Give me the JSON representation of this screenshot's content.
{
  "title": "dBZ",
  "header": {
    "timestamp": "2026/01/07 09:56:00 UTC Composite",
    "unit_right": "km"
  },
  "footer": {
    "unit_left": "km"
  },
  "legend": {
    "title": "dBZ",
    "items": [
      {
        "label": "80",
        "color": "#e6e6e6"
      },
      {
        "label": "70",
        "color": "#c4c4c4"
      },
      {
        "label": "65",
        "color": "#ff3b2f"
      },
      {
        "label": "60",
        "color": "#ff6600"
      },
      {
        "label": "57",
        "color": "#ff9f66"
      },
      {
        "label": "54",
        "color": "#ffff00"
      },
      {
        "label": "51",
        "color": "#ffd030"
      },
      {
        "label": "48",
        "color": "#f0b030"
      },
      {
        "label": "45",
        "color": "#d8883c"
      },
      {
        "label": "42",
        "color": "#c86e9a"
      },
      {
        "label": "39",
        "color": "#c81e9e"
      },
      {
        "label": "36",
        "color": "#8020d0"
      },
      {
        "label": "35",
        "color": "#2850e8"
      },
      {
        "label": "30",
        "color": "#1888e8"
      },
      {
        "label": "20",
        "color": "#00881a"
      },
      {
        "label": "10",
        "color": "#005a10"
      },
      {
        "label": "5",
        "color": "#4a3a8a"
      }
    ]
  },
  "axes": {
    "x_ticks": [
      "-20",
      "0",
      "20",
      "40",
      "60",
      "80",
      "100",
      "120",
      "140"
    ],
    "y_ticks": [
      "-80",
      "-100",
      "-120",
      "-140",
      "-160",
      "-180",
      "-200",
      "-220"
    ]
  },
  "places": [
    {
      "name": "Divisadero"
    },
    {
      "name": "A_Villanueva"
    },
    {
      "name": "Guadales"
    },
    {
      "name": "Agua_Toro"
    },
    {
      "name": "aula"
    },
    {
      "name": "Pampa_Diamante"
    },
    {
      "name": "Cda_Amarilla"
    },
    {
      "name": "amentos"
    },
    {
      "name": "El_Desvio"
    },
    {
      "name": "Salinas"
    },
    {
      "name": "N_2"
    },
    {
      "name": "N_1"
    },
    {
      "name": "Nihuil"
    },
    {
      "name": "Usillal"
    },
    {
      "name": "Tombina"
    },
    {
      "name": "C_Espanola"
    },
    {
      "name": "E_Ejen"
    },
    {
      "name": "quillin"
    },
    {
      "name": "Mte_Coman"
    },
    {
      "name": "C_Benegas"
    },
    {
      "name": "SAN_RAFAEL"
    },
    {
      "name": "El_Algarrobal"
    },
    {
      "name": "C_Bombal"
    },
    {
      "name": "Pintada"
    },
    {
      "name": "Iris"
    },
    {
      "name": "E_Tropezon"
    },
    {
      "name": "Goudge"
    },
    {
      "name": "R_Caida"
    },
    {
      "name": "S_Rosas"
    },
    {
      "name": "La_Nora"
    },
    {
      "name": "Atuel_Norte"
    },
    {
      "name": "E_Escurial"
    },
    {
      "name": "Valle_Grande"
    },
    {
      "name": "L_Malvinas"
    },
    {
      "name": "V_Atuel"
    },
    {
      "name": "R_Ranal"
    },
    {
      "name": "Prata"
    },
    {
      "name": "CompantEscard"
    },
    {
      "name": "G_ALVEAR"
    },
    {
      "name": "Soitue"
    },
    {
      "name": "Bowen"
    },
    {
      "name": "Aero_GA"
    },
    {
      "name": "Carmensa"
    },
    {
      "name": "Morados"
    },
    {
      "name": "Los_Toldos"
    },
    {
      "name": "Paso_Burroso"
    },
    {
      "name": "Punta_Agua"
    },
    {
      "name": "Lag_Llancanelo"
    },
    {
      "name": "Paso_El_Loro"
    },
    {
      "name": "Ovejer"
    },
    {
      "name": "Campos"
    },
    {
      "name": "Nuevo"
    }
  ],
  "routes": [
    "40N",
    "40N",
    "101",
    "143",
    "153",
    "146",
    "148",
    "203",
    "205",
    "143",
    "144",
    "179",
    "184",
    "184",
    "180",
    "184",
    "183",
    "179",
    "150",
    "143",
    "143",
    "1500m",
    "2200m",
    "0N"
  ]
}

^^^^^^^^

• _REQUIRED TASK_
Reproduce the entries above in full, verbatim.

• _EXERCISE SOLUTION_
Give me the JSON representation of this screenshot's content.
{
  "title": "dBZ",
  "header": {
    "timestamp": "2026/01/07 09:56:00 UTC Composite",
    "unit_right": "km"
  },
  "footer": {
    "unit_left": "km"
  },
  "legend": {
    "title": "dBZ",
    "items": [
      {
        "label": "80",
        "color": "#e6e6e6"
      },
      {
        "label": "70",
        "color": "#c4c4c4"
      },
      {
        "label": "65",
        "color": "#ff3b2f"
      },
      {
        "label": "60",
        "color": "#ff6600"
      },
      {
        "label": "57",
        "color": "#ff9f66"
      },
      {
        "label": "54",
        "color": "#ffff00"
      },
      {
        "label": "51",
        "color": "#ffd030"
      },
      {
        "label": "48",
        "color": "#f0b030"
      },
      {
        "label": "45",
        "color": "#d8883c"
      },
      {
        "label": "42",
        "color": "#c86e9a"
      },
      {
        "label": "39",
        "color": "#c81e9e"
      },
      {
        "label": "36",
        "color": "#8020d0"
      },
      {
        "label": "35",
        "color": "#2850e8"
      },
      {
        "label": "30",
        "color": "#1888e8"
      },
      {
        "label": "20",
        "color": "#00881a"
      },
      {
        "label": "10",
        "color": "#005a10"
      },
      {
        "label": "5",
        "color": "#4a3a8a"
      }
    ]
  },
  "axes": {
    "x_ticks": [
      "-20",
      "0",
      "20",
      "40",
      "60",
      "80",
      "100",
      "120",
      "140"
    ],
    "y_ticks": [
      "-80",
      "-100",
      "-120",
      "-140",
      "-160",
      "-180",
      "-200",
      "-220"
    ]
  },
  "places": [
    {
      "name": "Divisadero"
    },
    {
      "name": "A_Villanueva"
    },
    {
      "name": "Guadales"
    },
    {
      "name": "Agua_Toro"
    },
    {
      "name": "aula"
    },
    {
      "name": "Pampa_Diamante"
    },
    {
      "name": "Cda_Amarilla"
    },
    {
      "name": "amentos"
    },
    {
      "name": "El_Desvio"
    },
    {
      "name": "Salinas"
    },
    {
      "name": "N_2"
    },
    {
      "name": "N_1"
    },
    {
      "name": "Nihuil"
    },
    {
      "name": "Usillal"
    },
    {
      "name": "Tombina"
    },
    {
      "name": "C_Espanola"
    },
    {
      "name": "E_Ejen"
    },
    {
      "name": "quillin"
    },
    {
      "name": "Mte_Coman"
    },
    {
      "name": "C_Benegas"
    },
    {
      "name": "SAN_RAFAEL"
    },
    {
      "name": "El_Algarrobal"
    },
    {
      "name": "C_Bombal"
    },
    {
      "name": "Pintada"
    },
    {
      "name": "Iris"
    },
    {
      "name": "E_Tropezon"
    },
    {
      "name": "Goudge"
    },
    {
      "name": "R_Caida"
    },
    {
      "name": "S_Rosas"
    },
    {
      "name": "La_Nora"
    },
    {
      "name": "Atuel_Norte"
    },
    {
      "name": "E_Escurial"
    },
    {
      "name": "Valle_Grande"
    },
    {
      "name": "L_Malvinas"
    },
    {
      "name": "V_Atuel"
    },
    {
      "name": "R_Ranal"
    },
    {
      "name": "Prata"
    },
    {
      "name": "CompantEscard"
    },
    {
      "name": "G_ALVEAR"
    },
    {
      "name": "Soitue"
    },
    {
      "name": "Bowen"
    },
    {
      "name": "Aero_GA"
    },
    {
      "name": "Carmensa"
    },
    {
      "name": "Morados"
    },
    {
      "name": "Los_Toldos"
    },
    {
      "name": "Paso_Burroso"
    },
    {
      "name": "Punta_Agua"
    },
    {
      "name": "Lag_Llancanelo"
    },
    {
      "name": "Paso_El_Loro"
    },
    {
      "name": "Ovejer"
    },
    {
      "name": "Campos"
    },
    {
      "name": "Nuevo"
    }
  ],
  "routes": [
    "40N",
    "40N",
    "101",
    "143",
    "153",
    "146",
    "148",
    "203",
    "205",
    "143",
    "144",
    "179",
    "184",
    "184",
    "180",
    "184",
    "183",
    "179",
    "150",
    "143",
    "143",
    "1500m",
    "2200m",
    "0N"
  ]
}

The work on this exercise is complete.